Given request - Return the listing below exactly, with the pictures dropped.

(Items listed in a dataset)
== == ==

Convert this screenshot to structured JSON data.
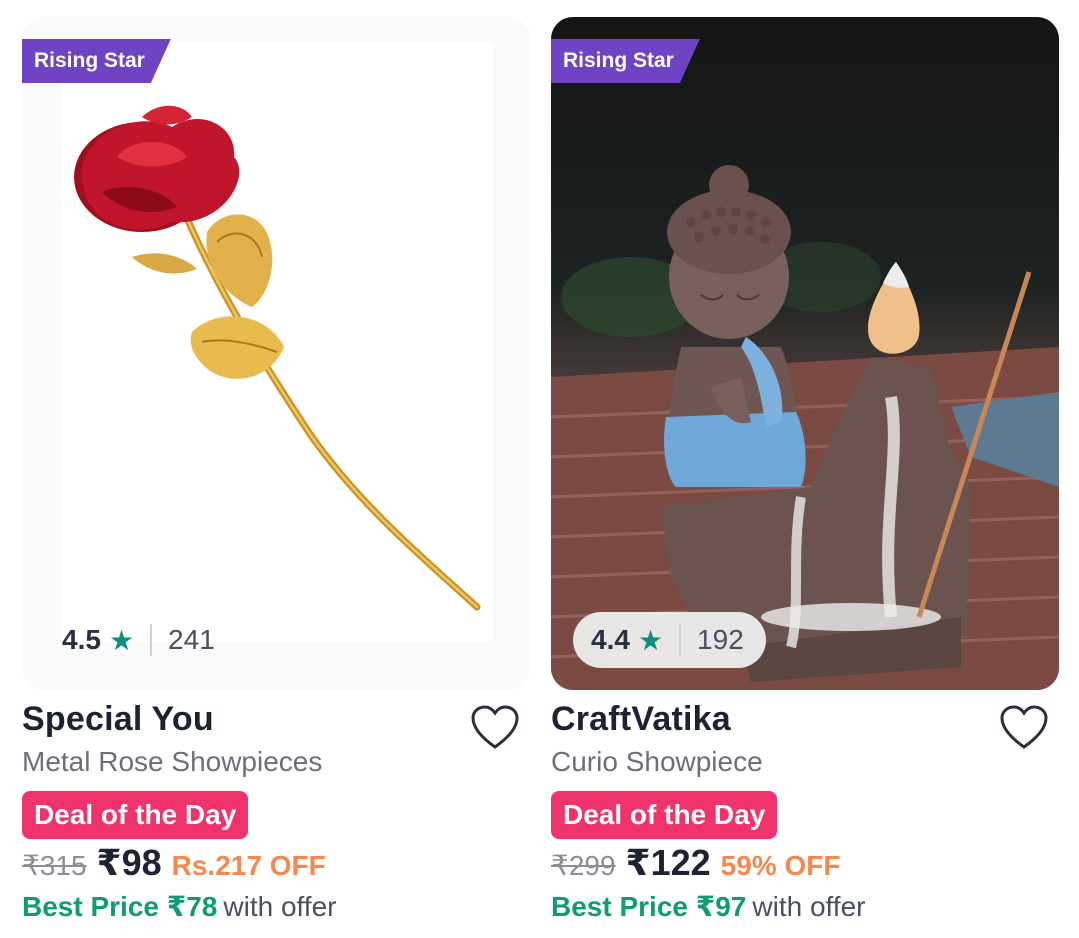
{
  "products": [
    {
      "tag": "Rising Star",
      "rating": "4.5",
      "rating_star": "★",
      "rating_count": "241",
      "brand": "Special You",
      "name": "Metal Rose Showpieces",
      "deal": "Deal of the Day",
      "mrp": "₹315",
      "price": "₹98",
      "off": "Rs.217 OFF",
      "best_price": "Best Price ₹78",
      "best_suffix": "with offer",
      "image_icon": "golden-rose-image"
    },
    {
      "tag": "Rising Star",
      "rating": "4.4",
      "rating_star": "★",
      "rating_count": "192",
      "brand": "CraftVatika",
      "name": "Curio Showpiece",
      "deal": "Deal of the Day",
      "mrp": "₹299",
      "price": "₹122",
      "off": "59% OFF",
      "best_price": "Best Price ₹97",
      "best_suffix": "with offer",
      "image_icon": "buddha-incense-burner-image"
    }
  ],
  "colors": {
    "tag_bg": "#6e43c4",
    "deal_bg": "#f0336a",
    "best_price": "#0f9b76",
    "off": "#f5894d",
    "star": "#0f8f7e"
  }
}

== == ==

Task result -
Convert this screenshot to structured JSON data.
{
  "products": [
    {
      "tag": "Rising Star",
      "rating": "4.5",
      "rating_star": "★",
      "rating_count": "241",
      "brand": "Special You",
      "name": "Metal Rose Showpieces",
      "deal": "Deal of the Day",
      "mrp": "₹315",
      "price": "₹98",
      "off": "Rs.217 OFF",
      "best_price": "Best Price ₹78",
      "best_suffix": "with offer",
      "image_icon": "golden-rose-image"
    },
    {
      "tag": "Rising Star",
      "rating": "4.4",
      "rating_star": "★",
      "rating_count": "192",
      "brand": "CraftVatika",
      "name": "Curio Showpiece",
      "deal": "Deal of the Day",
      "mrp": "₹299",
      "price": "₹122",
      "off": "59% OFF",
      "best_price": "Best Price ₹97",
      "best_suffix": "with offer",
      "image_icon": "buddha-incense-burner-image"
    }
  ],
  "colors": {
    "tag_bg": "#6e43c4",
    "deal_bg": "#f0336a",
    "best_price": "#0f9b76",
    "off": "#f5894d",
    "star": "#0f8f7e"
  }
}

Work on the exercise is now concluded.